— Task requirements —
Count the lines below that contain the word "mean" and give only that number.
>> BEGIN
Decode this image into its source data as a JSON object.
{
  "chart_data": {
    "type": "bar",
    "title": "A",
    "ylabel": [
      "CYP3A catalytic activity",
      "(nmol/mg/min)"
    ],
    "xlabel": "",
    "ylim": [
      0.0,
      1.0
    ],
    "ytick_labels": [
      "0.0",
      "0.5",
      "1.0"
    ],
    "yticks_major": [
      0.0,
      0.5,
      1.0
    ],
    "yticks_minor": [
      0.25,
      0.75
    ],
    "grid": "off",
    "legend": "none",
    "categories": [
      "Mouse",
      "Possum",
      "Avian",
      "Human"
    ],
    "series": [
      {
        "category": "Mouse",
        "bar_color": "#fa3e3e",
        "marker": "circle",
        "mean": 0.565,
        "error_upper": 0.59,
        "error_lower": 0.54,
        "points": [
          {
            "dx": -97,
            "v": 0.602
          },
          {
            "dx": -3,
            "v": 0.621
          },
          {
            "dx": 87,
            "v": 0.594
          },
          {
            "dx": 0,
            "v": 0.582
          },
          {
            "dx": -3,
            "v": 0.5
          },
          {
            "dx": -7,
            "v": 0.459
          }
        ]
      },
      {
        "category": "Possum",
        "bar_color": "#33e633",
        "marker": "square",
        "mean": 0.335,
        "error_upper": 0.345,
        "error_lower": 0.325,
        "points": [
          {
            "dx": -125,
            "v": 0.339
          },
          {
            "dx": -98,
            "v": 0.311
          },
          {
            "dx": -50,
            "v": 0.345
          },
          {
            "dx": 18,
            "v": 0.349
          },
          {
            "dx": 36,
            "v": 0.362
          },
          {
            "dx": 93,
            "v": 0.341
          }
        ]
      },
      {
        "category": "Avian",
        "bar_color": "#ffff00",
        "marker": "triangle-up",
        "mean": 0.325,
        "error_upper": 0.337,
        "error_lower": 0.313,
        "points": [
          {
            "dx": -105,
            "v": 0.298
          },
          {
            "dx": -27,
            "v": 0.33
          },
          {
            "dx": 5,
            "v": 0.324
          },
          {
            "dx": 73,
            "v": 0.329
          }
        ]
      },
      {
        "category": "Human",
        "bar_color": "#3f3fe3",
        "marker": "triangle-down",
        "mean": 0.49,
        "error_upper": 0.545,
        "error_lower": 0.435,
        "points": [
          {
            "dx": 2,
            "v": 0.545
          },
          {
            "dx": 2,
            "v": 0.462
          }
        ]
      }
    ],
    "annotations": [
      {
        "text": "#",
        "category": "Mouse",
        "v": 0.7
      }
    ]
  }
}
>> END
— Expected output —
4